TASK GOAL. Look below and pull out each line with the word "iShares".
** BEGIN DATA TO USE **
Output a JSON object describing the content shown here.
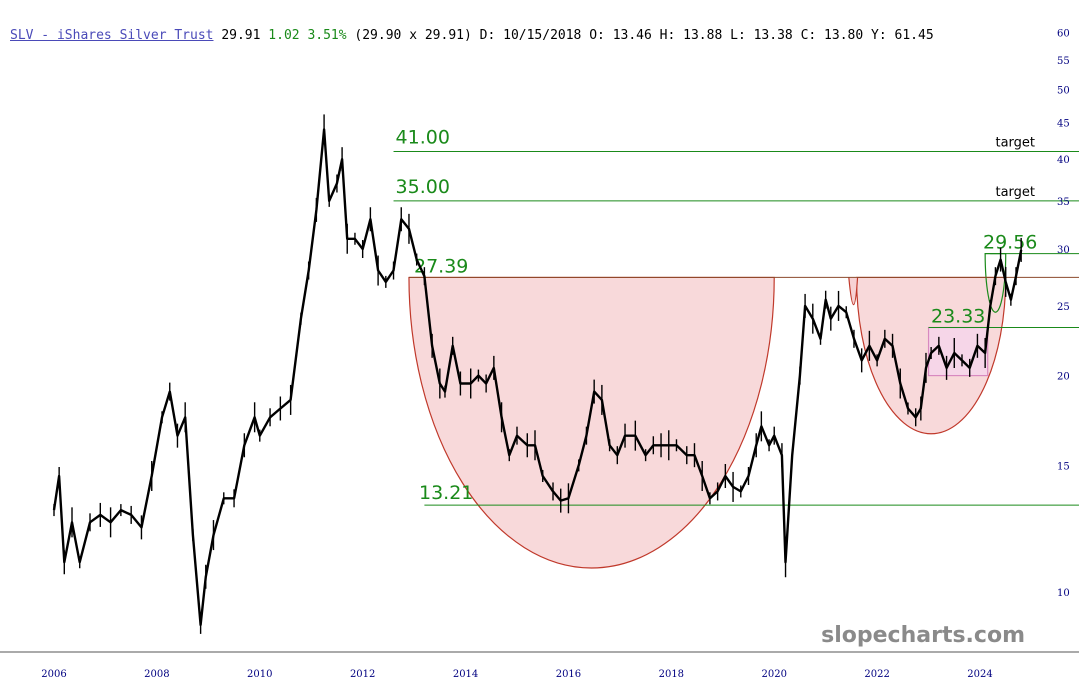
{
  "header": {
    "symbol": "SLV - iShares Silver Trust",
    "last": "29.91",
    "change": "1.02",
    "change_pct": "3.51%",
    "bid_ask": "(29.90 x 29.91)",
    "date": "D: 10/15/2018",
    "open": "O: 13.46",
    "high": "H: 13.88",
    "low": "L: 13.38",
    "close": "C: 13.80",
    "y": "Y: 61.45"
  },
  "watermark": "slopecharts.com",
  "colors": {
    "price": "#000000",
    "level_line": "#1a8a1a",
    "pattern_fill": "#f7d2d4",
    "pattern_stroke": "#c0392b",
    "axis_text": "#000080"
  },
  "chart_data": {
    "type": "line",
    "title": "SLV - iShares Silver Trust",
    "yscale": "log",
    "ylim": [
      8.5,
      60
    ],
    "xlim": [
      2006,
      2024.9
    ],
    "y_ticks": [
      "60",
      "55",
      "50",
      "45",
      "40",
      "35",
      "30",
      "25",
      "20",
      "15",
      "10"
    ],
    "x_ticks": [
      "2006",
      "2008",
      "2010",
      "2012",
      "2014",
      "2016",
      "2018",
      "2020",
      "2022",
      "2024"
    ],
    "series": [
      {
        "values": [
          [
            2006.0,
            13.0
          ],
          [
            2006.1,
            14.5
          ],
          [
            2006.2,
            11.0
          ],
          [
            2006.35,
            12.5
          ],
          [
            2006.5,
            11.0
          ],
          [
            2006.7,
            12.5
          ],
          [
            2006.9,
            12.8
          ],
          [
            2007.1,
            12.5
          ],
          [
            2007.3,
            13.0
          ],
          [
            2007.5,
            12.8
          ],
          [
            2007.7,
            12.3
          ],
          [
            2007.9,
            14.5
          ],
          [
            2008.1,
            17.5
          ],
          [
            2008.25,
            19.0
          ],
          [
            2008.4,
            16.5
          ],
          [
            2008.55,
            17.5
          ],
          [
            2008.7,
            12.0
          ],
          [
            2008.85,
            9.0
          ],
          [
            2008.95,
            10.5
          ],
          [
            2009.1,
            12.0
          ],
          [
            2009.3,
            13.5
          ],
          [
            2009.5,
            13.5
          ],
          [
            2009.7,
            16.0
          ],
          [
            2009.9,
            17.5
          ],
          [
            2010.0,
            16.5
          ],
          [
            2010.2,
            17.5
          ],
          [
            2010.4,
            18.0
          ],
          [
            2010.6,
            18.5
          ],
          [
            2010.8,
            24.0
          ],
          [
            2010.95,
            28.0
          ],
          [
            2011.1,
            34.0
          ],
          [
            2011.25,
            44.0
          ],
          [
            2011.35,
            35.0
          ],
          [
            2011.5,
            37.0
          ],
          [
            2011.6,
            40.0
          ],
          [
            2011.7,
            31.0
          ],
          [
            2011.85,
            31.0
          ],
          [
            2012.0,
            30.0
          ],
          [
            2012.15,
            33.0
          ],
          [
            2012.3,
            28.0
          ],
          [
            2012.45,
            27.0
          ],
          [
            2012.6,
            28.0
          ],
          [
            2012.75,
            33.0
          ],
          [
            2012.9,
            32.0
          ],
          [
            2013.05,
            29.0
          ],
          [
            2013.2,
            27.5
          ],
          [
            2013.35,
            22.0
          ],
          [
            2013.5,
            19.5
          ],
          [
            2013.6,
            19.0
          ],
          [
            2013.75,
            22.0
          ],
          [
            2013.9,
            19.5
          ],
          [
            2014.1,
            19.5
          ],
          [
            2014.25,
            20.0
          ],
          [
            2014.4,
            19.5
          ],
          [
            2014.55,
            20.5
          ],
          [
            2014.7,
            17.5
          ],
          [
            2014.85,
            15.5
          ],
          [
            2015.0,
            16.5
          ],
          [
            2015.2,
            16.0
          ],
          [
            2015.35,
            16.0
          ],
          [
            2015.5,
            14.5
          ],
          [
            2015.7,
            13.8
          ],
          [
            2015.85,
            13.4
          ],
          [
            2016.0,
            13.5
          ],
          [
            2016.2,
            15.0
          ],
          [
            2016.35,
            16.5
          ],
          [
            2016.5,
            19.0
          ],
          [
            2016.65,
            18.5
          ],
          [
            2016.8,
            16.0
          ],
          [
            2016.95,
            15.5
          ],
          [
            2017.1,
            16.5
          ],
          [
            2017.3,
            16.5
          ],
          [
            2017.5,
            15.5
          ],
          [
            2017.65,
            16.0
          ],
          [
            2017.8,
            16.0
          ],
          [
            2017.95,
            16.0
          ],
          [
            2018.1,
            16.0
          ],
          [
            2018.3,
            15.5
          ],
          [
            2018.45,
            15.5
          ],
          [
            2018.6,
            14.5
          ],
          [
            2018.75,
            13.5
          ],
          [
            2018.9,
            13.8
          ],
          [
            2019.05,
            14.5
          ],
          [
            2019.2,
            14.0
          ],
          [
            2019.35,
            13.8
          ],
          [
            2019.5,
            14.5
          ],
          [
            2019.65,
            16.0
          ],
          [
            2019.75,
            17.0
          ],
          [
            2019.9,
            16.0
          ],
          [
            2020.0,
            16.5
          ],
          [
            2020.15,
            15.5
          ],
          [
            2020.22,
            11.0
          ],
          [
            2020.35,
            15.5
          ],
          [
            2020.5,
            20.0
          ],
          [
            2020.6,
            25.0
          ],
          [
            2020.75,
            24.0
          ],
          [
            2020.9,
            22.5
          ],
          [
            2021.0,
            25.5
          ],
          [
            2021.1,
            24.0
          ],
          [
            2021.25,
            25.0
          ],
          [
            2021.4,
            24.5
          ],
          [
            2021.55,
            22.5
          ],
          [
            2021.7,
            21.0
          ],
          [
            2021.85,
            22.0
          ],
          [
            2022.0,
            21.0
          ],
          [
            2022.15,
            22.5
          ],
          [
            2022.3,
            22.0
          ],
          [
            2022.45,
            19.5
          ],
          [
            2022.6,
            18.0
          ],
          [
            2022.75,
            17.5
          ],
          [
            2022.85,
            18.0
          ],
          [
            2022.95,
            20.5
          ],
          [
            2023.05,
            21.5
          ],
          [
            2023.2,
            22.0
          ],
          [
            2023.35,
            20.5
          ],
          [
            2023.5,
            21.5
          ],
          [
            2023.65,
            21.0
          ],
          [
            2023.8,
            20.5
          ],
          [
            2023.95,
            22.0
          ],
          [
            2024.1,
            21.5
          ],
          [
            2024.2,
            25.0
          ],
          [
            2024.3,
            27.5
          ],
          [
            2024.4,
            29.0
          ],
          [
            2024.5,
            27.0
          ],
          [
            2024.6,
            25.5
          ],
          [
            2024.7,
            27.5
          ],
          [
            2024.8,
            29.91
          ]
        ]
      }
    ],
    "levels": [
      {
        "label": "41.00",
        "value": 41.0,
        "x_start": 2012.6,
        "note": "target"
      },
      {
        "label": "35.00",
        "value": 35.0,
        "x_start": 2012.6,
        "note": "target"
      },
      {
        "label": "29.56",
        "value": 29.56,
        "x_start": 2024.2,
        "note": ""
      },
      {
        "label": "27.39",
        "value": 27.39,
        "x_start": 2012.9,
        "note": ""
      },
      {
        "label": "23.33",
        "value": 23.33,
        "x_start": 2023.0,
        "note": ""
      },
      {
        "label": "13.21",
        "value": 13.21,
        "x_start": 2013.2,
        "note": ""
      }
    ],
    "patterns": [
      {
        "kind": "cup",
        "x_start": 2012.9,
        "x_end": 2020.0,
        "top": 27.39,
        "bottom": 10.8
      },
      {
        "kind": "handle",
        "x_start": 2021.6,
        "x_end": 2024.5,
        "top": 27.39,
        "bottom": 16.6
      },
      {
        "kind": "box",
        "x_start": 2023.0,
        "x_end": 2024.15,
        "top": 23.33,
        "bottom": 20.0
      },
      {
        "kind": "cup",
        "x_start": 2024.1,
        "x_end": 2024.5,
        "top": 29.56,
        "bottom": 24.5
      }
    ]
  }
}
** END DATA TO USE **
EXPECTED ANSWER.
    "symbol": "SLV - iShares Silver Trust",
    "title": "SLV - iShares Silver Trust",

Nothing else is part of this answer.